What Is a Good Car Finance Rate?

Buying a new car is an extremely momentous and exciting occasion in your life. Whether it is your first car and a second-hand model, or your fifth car and you have opted for new off the shelf. The one thing that factors into both is being able to pay it off. Finding the right finance rate for your car is very subjective, and a lot of it has to do with your individual circumstances. So what is a good car finance rate?

Let’s take a look at this further.

What is car finance?

Having a car is almost a necessity in life for most people. From travelling to and from the office to dropping kids off at school and extracurricular activities, it can be hard to get by without them. In fact, some families even find they need two cars to make things work. The problem is, cars tend to gobble up money – fast.

If you don’t have enough savings to go out and buy a car (new or secondhand), taking out a car loan is a great option. It allows you to pay back the car in manageable instalments so you don’t feel the full hit of the purchase all at once.

Of course, it does come with a catch. Just like any other loan, you repay it with interest to the financial institution you borrowed from. So let us take a look at what is a good car finance rate?

excited buying new car

What is a good car finance rate?

As previously mentioned, this often depends on your individual circumstances. But there are a few key factors that need to be considered when taking out a car loan. All these factors help determine your finance rate and how much you end up paying in the long run:

Interest rate

This is, of course, one of the biggest components to factor in when weighing up a car loan. The interest rate is expressed as a per annum number. Before taking out a loan (any loan) you need to know what that interest rate is. Your credit score can affect how much interest you pay. If you have bad credit and have a history of not paying off loans, a traditional lender is unlikely to take a chance on you. You may have to look for a non-traditional lender who will offset the risk with a higher interest rate.

The loan period

This can be as short as three years or as long as five years. If you opt for a longer-term loan it means your repayments each month will be smaller. However, you end up paying more interest overall.

The repayments

In general, these are made monthly. However, you can always discuss with your lender if you would prefer to pay these off fortnightly or weekly instead. If you pay it off quicker, it can mean you will end up paying less interest in the long term.

- **Provided data**:
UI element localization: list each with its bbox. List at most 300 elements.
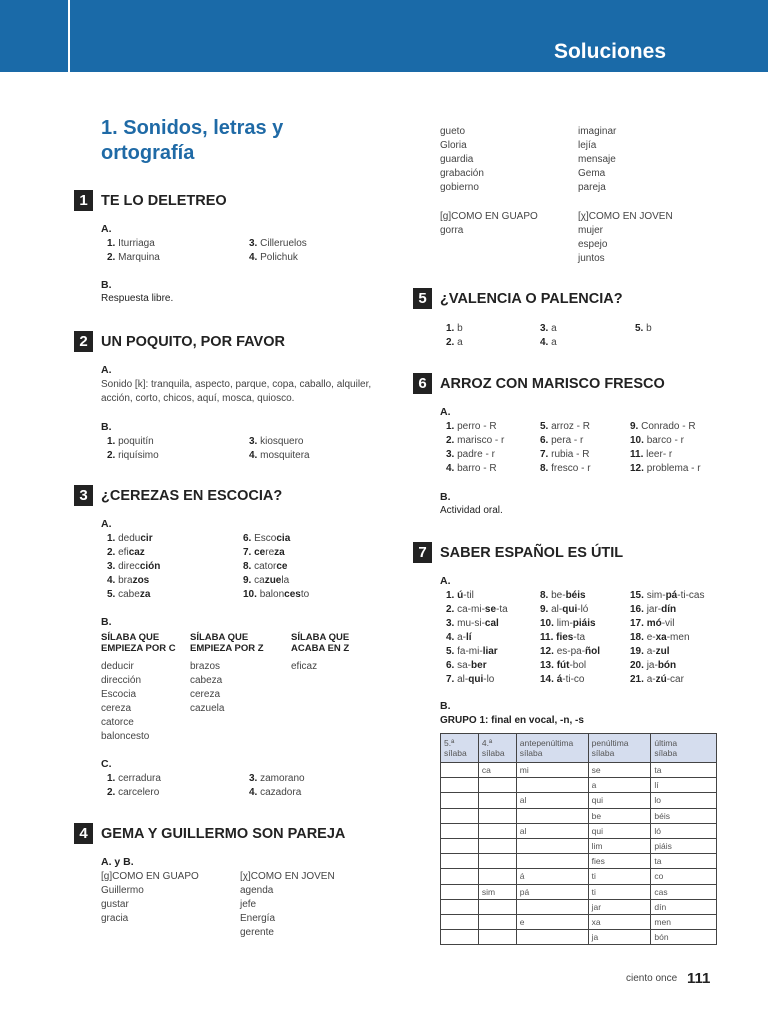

- **What you need to do**:
1 > Using the car finance article, decide whether each statement agrees with it, answering yes or no and quoting the deciding words: (a) choosing a longer-term loan lowers the monthly repayments; (b) a car loan period can run as long as seven years; (c) the interest rate is expressed as a monthly figure.
2 > Write the next part of the car finance article, starting right after its final sentence.
The data come from a separate source and are unrelated to the car finance article.

- **Exercise answers**:
1 >
(a) Yes: "If you opt for a longer-term loan it means your repayments each month will be smaller."
(b) No: "This can be as short as three years or as long as five years."
(c) No: "The interest rate is expressed as a per annum number."

2 >
Fees and charges

It is always important to look into other fees and charges that might be involved. These can add to the loan amount significantly.

Get the best car finance rate
There is a lot to consider before applying for car finance

How to get the best car finance rate?

Now that you know what is a good car finance rate and the factors that contribute to it, you can look at how to get the best rate for yourself.

You have a couple of options when it comes to taking out a loan:

  1. Take one out with the dealer: the finance rates are often higher with this option, but there is no planning required and it’s very convenient.
  2. Take one out with a bank or non-traditional lender: this option is less convenient, but often gives you the best rate. You are not relying on the dealer for both the price of the vehicle and the loan, so it takes away a bargaining chip.

The best way to get the best rate is to do your homework. Shop around and take a look at who is offering the lowest rates and whether the terms they set work for you.

What if I want to change my loan?

Firstly, it is important to determine whether refinancing your car is the right step for you. What exactly is it and what does it entail?

It essentially involves taking out a new loan to pay off your own loan. The main idea behind refinancing your car is to save you money in the process. If you manage to reduce your monthly repayments then it can free up that cash to be spent on other financial commitments.

There are four reasons you might look at refinancing your car:

  1. Lower monthly payment
  2. Lower interest rate
  3. Longer loan term
  4. Shorter loan term

If you are unhappy with your current situation and are looking into what is a good car finance rate, then this may be the best option for you.

Getting the right help

Whether you are in the stage of looking at different cars on the market and working out your finance options, or perhaps you bought a car recently (or not so recently) and are looking at changing your loan. It is always good to get a professional opinion. The team at Australian Lending Centre will look at your particular situation and offer the best advice based on your needs. Get in contact with us today.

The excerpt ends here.